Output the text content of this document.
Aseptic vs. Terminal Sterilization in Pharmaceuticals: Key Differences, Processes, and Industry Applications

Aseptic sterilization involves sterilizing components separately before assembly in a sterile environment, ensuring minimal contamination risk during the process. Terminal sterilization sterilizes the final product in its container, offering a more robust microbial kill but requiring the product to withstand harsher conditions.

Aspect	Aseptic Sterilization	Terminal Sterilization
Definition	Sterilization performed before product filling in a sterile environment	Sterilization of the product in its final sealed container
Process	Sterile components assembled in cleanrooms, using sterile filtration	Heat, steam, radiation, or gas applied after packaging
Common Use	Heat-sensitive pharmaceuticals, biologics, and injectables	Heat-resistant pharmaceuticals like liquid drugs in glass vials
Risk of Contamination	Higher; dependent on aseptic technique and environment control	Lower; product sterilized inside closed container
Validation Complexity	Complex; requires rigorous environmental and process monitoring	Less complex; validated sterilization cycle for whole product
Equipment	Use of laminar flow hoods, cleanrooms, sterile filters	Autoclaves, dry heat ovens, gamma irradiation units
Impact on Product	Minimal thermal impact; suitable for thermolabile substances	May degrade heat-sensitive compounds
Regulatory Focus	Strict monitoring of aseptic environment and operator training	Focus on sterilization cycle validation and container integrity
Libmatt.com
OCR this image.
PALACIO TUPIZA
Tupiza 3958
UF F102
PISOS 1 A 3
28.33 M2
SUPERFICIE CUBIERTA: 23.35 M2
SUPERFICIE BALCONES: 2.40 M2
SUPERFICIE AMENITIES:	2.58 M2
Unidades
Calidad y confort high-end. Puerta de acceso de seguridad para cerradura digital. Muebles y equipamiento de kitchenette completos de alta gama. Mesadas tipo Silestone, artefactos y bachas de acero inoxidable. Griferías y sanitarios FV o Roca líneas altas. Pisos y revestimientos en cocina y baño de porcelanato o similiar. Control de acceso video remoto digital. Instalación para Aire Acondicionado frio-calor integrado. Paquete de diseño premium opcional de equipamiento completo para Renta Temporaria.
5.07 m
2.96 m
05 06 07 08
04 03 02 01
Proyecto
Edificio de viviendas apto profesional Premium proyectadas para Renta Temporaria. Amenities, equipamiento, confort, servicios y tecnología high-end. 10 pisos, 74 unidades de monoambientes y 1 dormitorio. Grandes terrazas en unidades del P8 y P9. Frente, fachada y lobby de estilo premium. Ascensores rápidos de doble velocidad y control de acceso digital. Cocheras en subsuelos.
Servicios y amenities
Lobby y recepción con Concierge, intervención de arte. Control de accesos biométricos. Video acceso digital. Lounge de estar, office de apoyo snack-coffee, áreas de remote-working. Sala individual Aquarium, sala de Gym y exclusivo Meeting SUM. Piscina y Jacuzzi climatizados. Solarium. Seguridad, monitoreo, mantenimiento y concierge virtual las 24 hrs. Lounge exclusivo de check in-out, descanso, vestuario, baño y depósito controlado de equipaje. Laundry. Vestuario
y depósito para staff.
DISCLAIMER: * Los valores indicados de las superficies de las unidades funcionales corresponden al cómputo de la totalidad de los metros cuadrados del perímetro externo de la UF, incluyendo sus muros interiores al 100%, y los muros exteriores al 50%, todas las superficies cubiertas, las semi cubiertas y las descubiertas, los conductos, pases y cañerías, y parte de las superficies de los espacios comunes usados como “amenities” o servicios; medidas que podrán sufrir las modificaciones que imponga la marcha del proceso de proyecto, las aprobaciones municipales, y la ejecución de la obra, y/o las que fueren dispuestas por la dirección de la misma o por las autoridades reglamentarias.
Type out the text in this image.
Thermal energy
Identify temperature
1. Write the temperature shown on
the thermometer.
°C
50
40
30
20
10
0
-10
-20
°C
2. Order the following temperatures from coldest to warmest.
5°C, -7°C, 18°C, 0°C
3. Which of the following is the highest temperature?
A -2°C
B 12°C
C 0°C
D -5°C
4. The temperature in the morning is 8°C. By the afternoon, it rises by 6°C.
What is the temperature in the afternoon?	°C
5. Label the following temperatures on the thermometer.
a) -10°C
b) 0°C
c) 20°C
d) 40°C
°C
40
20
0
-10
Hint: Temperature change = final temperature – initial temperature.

::::::::::

• Description of the task
Give the number of lines in the entries that hold the word "afternoon", and nothing else.

• Answer to this task
2